## [PROBLEM REQUIREMENTS]
Look through the data below. Show each line where the string "SRMTID" occurs.

## [GIVEN ENTRIES]

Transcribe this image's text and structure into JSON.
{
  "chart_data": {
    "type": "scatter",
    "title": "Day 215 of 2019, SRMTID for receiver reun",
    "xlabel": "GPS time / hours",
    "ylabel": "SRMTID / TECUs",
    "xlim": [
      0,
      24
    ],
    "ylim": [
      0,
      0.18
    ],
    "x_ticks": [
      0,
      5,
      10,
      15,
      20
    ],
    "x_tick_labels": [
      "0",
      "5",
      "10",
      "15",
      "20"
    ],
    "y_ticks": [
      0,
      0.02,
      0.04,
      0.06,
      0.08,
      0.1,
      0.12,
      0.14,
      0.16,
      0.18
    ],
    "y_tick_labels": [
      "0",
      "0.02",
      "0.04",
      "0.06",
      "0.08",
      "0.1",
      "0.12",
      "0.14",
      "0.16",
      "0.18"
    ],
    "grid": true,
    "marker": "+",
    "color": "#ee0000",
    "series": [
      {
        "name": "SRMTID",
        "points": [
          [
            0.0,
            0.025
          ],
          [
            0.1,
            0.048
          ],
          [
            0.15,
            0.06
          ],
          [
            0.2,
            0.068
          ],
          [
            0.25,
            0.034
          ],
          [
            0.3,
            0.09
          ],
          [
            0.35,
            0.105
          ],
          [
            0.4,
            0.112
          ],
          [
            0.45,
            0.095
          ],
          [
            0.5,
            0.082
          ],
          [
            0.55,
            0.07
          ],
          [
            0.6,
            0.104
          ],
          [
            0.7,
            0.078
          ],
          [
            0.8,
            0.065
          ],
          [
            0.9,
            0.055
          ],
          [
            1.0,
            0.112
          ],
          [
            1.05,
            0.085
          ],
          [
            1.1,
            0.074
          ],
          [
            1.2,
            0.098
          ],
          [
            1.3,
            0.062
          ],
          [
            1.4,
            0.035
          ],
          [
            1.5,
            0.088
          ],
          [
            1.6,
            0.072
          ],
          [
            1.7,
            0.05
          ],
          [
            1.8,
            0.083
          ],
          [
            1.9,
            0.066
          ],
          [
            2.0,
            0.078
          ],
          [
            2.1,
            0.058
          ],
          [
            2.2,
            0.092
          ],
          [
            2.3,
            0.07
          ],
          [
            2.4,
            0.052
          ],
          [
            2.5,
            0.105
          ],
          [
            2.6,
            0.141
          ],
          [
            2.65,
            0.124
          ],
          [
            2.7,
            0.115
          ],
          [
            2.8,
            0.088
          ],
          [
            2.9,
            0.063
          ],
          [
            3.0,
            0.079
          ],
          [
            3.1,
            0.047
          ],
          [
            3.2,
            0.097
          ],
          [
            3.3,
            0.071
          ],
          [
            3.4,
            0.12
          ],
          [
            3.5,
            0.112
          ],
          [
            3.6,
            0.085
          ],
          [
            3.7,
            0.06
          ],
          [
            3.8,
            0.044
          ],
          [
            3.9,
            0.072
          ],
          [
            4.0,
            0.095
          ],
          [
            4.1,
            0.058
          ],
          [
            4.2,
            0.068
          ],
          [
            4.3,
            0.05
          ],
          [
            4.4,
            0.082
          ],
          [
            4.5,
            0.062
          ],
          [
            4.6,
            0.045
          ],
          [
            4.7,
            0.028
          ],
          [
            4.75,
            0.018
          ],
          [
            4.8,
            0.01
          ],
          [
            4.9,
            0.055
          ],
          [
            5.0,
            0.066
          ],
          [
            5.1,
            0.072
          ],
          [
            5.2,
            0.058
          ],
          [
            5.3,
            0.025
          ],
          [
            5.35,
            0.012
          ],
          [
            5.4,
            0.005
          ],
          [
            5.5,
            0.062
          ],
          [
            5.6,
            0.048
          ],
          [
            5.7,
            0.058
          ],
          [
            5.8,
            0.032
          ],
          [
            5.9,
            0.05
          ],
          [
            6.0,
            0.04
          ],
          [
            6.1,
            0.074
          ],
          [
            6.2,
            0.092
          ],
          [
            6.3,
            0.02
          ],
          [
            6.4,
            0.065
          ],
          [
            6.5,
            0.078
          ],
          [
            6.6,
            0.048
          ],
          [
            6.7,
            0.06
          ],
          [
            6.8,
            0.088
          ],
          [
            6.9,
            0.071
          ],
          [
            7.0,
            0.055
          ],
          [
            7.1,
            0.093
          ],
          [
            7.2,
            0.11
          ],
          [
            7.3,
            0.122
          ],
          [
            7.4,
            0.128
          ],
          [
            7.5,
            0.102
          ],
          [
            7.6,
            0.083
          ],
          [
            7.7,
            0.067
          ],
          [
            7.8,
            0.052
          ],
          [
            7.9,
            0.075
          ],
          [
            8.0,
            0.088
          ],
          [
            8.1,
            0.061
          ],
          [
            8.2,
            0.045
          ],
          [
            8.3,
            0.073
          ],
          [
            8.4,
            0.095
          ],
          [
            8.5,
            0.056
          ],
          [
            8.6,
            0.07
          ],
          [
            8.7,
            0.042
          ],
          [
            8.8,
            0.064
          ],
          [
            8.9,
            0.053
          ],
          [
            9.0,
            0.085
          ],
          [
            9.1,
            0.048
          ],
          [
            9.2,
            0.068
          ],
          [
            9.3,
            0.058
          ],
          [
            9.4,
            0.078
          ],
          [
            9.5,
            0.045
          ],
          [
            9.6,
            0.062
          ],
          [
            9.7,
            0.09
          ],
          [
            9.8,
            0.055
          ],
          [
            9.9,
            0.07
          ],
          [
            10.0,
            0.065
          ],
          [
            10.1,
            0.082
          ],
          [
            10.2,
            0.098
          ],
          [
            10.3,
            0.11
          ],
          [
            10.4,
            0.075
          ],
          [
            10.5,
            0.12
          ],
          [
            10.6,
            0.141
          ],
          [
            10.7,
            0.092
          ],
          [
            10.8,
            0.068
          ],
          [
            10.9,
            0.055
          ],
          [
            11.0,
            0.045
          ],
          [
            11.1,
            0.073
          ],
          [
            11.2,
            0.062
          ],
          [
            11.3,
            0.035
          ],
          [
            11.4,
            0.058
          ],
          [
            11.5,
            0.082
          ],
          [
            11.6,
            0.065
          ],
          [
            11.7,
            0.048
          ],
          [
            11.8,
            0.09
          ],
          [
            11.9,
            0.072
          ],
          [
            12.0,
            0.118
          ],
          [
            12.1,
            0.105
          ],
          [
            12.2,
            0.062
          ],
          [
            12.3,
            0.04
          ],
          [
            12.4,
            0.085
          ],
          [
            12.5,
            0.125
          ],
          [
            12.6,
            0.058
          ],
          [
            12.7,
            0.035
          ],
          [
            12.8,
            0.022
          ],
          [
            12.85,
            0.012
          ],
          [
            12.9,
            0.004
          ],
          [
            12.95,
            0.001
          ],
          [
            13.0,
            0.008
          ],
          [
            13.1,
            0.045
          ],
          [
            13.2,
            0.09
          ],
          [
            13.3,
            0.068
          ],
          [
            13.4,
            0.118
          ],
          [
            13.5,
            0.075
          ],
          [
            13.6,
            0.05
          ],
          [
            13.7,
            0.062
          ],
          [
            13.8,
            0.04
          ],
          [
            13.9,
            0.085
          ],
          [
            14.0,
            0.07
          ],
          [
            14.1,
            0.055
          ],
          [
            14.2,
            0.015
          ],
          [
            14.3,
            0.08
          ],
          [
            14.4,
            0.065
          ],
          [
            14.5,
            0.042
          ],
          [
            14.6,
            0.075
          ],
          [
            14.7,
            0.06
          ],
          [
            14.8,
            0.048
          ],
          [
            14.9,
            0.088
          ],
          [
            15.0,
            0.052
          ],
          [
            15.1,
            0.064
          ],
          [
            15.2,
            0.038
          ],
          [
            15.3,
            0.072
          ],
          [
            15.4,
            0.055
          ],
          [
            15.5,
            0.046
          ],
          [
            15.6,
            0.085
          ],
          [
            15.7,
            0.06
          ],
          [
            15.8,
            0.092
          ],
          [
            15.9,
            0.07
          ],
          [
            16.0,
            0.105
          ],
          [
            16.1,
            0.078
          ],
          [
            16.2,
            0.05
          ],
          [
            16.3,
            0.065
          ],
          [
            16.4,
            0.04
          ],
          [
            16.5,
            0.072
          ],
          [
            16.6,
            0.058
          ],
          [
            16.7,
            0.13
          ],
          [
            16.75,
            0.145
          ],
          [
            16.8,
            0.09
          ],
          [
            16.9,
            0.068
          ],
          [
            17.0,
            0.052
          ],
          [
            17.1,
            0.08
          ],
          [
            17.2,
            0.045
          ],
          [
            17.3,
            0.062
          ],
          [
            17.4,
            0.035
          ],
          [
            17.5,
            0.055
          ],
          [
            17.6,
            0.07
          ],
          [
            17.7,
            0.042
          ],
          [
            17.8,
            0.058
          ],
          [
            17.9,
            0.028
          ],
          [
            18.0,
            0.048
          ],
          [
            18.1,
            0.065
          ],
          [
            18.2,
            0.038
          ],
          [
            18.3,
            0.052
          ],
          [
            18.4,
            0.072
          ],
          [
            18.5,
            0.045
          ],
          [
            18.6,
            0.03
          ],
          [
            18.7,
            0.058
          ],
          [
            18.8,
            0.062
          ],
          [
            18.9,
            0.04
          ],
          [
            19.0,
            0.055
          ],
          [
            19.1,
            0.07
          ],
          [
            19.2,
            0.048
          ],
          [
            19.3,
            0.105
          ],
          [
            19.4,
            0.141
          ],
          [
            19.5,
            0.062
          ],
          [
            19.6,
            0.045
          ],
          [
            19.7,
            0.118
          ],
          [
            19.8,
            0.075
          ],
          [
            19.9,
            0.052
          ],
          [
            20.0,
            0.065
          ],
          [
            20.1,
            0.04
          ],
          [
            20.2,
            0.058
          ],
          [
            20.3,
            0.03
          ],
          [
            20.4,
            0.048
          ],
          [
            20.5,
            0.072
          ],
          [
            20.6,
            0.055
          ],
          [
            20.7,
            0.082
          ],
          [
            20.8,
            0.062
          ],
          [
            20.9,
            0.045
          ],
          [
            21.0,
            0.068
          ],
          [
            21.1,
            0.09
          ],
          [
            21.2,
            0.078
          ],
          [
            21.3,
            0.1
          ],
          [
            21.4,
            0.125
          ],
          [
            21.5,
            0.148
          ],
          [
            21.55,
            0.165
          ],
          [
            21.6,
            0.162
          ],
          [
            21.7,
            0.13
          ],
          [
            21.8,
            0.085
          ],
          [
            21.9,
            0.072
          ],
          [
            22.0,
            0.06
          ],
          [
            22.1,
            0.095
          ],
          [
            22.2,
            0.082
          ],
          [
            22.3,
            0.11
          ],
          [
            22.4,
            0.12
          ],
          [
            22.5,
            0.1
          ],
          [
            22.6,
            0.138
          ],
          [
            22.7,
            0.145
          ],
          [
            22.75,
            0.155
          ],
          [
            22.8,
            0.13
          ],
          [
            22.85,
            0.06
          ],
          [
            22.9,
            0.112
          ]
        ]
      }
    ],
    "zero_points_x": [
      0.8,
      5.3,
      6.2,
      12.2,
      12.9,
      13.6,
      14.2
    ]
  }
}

## [TASK RESULT]
    "title": "Day 215 of 2019, SRMTID for receiver reun",
    "ylabel": "SRMTID / TECUs",
        "name": "SRMTID",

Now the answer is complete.